Filter the data for lines with the word "when", then copy every line so identified.

======

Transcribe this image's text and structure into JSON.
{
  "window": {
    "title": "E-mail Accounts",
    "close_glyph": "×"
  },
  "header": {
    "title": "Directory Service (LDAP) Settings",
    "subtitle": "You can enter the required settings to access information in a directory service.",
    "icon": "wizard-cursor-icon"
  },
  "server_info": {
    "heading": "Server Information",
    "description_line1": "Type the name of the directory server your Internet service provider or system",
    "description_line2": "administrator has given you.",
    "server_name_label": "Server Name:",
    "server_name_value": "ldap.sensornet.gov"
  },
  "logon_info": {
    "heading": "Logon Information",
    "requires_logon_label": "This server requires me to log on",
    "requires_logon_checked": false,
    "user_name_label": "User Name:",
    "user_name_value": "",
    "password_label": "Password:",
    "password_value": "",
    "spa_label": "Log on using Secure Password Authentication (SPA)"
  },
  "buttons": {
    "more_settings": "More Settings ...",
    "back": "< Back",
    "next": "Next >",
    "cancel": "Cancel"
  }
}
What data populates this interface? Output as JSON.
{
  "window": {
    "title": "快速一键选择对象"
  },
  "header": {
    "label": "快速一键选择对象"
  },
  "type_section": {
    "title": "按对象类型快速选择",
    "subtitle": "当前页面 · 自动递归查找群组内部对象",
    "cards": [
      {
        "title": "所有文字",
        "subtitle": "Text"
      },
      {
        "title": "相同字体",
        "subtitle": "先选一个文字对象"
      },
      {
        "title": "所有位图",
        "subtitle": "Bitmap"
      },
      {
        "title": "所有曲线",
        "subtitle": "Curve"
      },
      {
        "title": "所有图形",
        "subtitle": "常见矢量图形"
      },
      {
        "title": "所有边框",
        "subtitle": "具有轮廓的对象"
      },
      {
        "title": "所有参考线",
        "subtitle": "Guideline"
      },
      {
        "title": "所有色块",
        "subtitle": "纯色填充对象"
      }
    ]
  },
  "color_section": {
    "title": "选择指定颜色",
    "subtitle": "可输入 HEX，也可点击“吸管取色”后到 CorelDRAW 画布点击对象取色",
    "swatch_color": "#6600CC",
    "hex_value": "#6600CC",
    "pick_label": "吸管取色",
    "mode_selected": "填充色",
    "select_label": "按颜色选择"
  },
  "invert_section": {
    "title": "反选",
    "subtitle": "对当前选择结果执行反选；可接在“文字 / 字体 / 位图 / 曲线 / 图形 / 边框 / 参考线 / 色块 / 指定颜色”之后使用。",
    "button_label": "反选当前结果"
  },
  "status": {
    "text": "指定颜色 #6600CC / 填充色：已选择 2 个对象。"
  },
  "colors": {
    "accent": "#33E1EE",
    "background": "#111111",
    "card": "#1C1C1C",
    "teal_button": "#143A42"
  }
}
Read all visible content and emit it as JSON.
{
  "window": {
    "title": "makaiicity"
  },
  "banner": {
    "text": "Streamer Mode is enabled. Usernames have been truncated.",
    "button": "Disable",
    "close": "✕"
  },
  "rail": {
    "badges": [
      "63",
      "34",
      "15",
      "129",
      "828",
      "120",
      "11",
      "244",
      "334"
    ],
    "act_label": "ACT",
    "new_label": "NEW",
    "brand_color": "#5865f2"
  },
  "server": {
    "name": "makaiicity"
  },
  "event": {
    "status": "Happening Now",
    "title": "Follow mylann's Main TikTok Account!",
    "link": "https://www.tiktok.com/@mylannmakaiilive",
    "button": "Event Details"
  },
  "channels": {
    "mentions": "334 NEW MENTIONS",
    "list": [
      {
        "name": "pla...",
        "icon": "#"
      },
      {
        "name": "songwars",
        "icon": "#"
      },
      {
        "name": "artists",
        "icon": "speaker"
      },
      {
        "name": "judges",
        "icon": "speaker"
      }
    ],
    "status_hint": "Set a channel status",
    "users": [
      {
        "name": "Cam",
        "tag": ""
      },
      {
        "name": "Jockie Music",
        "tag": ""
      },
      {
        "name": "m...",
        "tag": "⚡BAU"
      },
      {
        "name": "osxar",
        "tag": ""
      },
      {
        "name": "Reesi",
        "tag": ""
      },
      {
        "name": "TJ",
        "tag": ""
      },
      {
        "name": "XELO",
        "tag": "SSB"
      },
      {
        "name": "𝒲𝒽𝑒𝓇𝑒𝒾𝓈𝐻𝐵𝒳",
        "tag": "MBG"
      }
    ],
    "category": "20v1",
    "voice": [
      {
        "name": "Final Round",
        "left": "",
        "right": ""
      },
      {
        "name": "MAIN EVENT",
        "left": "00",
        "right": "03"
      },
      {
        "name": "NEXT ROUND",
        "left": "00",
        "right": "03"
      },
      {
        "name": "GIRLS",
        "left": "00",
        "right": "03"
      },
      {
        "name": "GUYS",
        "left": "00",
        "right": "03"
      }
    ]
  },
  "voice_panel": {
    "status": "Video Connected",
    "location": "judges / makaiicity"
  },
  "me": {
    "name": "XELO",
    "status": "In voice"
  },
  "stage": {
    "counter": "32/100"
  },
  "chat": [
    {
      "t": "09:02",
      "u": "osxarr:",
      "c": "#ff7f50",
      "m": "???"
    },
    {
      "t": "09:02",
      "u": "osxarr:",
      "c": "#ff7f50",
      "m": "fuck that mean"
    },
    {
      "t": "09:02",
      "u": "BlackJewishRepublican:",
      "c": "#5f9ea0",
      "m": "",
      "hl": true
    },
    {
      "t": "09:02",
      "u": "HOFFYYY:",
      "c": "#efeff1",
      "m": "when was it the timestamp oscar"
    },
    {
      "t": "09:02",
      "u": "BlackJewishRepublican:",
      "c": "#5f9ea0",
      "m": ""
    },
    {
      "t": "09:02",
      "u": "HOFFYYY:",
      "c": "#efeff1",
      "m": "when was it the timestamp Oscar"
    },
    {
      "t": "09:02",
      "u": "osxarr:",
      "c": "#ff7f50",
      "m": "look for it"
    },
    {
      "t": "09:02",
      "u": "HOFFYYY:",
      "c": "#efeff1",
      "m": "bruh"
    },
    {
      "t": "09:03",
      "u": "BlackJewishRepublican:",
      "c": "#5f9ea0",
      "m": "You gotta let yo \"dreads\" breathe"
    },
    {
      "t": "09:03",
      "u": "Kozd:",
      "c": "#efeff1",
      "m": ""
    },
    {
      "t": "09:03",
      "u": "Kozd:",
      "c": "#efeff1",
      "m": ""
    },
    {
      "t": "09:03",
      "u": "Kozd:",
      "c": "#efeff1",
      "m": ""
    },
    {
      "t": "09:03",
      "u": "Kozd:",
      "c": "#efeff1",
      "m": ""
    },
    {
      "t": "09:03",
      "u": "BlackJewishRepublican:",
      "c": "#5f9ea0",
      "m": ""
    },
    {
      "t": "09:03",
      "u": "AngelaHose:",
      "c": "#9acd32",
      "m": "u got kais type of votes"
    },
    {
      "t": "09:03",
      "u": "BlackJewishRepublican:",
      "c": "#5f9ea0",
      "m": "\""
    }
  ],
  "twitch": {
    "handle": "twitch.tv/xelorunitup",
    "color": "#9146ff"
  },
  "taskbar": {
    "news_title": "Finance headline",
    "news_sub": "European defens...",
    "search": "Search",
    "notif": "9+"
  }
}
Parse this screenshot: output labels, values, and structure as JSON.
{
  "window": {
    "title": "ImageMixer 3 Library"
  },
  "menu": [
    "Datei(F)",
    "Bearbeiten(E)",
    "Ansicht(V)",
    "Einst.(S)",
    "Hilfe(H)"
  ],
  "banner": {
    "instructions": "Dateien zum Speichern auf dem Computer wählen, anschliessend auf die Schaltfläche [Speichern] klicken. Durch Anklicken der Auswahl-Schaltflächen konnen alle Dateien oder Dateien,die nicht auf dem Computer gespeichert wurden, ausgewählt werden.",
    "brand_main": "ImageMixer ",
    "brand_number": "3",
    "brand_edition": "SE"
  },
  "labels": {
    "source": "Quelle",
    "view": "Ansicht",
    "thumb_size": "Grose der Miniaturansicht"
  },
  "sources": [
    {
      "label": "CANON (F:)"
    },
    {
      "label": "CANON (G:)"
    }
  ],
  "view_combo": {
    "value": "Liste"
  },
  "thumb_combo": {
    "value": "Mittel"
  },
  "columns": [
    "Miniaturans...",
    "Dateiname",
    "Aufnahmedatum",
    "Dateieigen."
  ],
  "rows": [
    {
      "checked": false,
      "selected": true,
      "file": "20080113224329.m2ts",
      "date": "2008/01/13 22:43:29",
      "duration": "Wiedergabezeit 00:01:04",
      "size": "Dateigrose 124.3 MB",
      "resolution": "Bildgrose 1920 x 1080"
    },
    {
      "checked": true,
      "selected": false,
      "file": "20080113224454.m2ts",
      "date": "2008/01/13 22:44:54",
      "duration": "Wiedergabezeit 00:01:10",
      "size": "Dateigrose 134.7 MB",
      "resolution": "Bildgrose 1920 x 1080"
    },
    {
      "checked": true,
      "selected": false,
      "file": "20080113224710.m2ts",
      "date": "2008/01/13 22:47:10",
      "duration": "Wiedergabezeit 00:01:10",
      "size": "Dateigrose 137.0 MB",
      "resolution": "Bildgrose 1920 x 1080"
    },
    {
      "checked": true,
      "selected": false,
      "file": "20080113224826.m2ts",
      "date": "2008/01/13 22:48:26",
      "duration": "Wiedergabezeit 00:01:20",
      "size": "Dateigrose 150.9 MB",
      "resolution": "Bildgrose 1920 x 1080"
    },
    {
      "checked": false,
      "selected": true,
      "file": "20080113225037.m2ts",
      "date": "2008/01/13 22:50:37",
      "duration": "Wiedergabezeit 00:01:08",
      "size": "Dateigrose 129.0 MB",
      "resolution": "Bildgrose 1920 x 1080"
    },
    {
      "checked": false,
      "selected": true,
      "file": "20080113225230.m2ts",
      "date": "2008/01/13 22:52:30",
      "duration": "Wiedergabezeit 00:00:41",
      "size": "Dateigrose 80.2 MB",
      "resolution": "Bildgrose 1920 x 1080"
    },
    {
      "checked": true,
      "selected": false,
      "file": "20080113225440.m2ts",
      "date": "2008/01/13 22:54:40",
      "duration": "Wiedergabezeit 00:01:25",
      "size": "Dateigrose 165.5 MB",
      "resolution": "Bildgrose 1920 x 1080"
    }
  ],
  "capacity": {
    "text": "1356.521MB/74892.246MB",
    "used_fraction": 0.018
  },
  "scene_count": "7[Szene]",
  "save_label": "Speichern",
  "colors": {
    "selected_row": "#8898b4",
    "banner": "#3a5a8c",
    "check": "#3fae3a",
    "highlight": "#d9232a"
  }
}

======

## EXPECTED ANSWER
      "m": "when was it the timestamp oscar"
      "m": "when was it the timestamp Oscar"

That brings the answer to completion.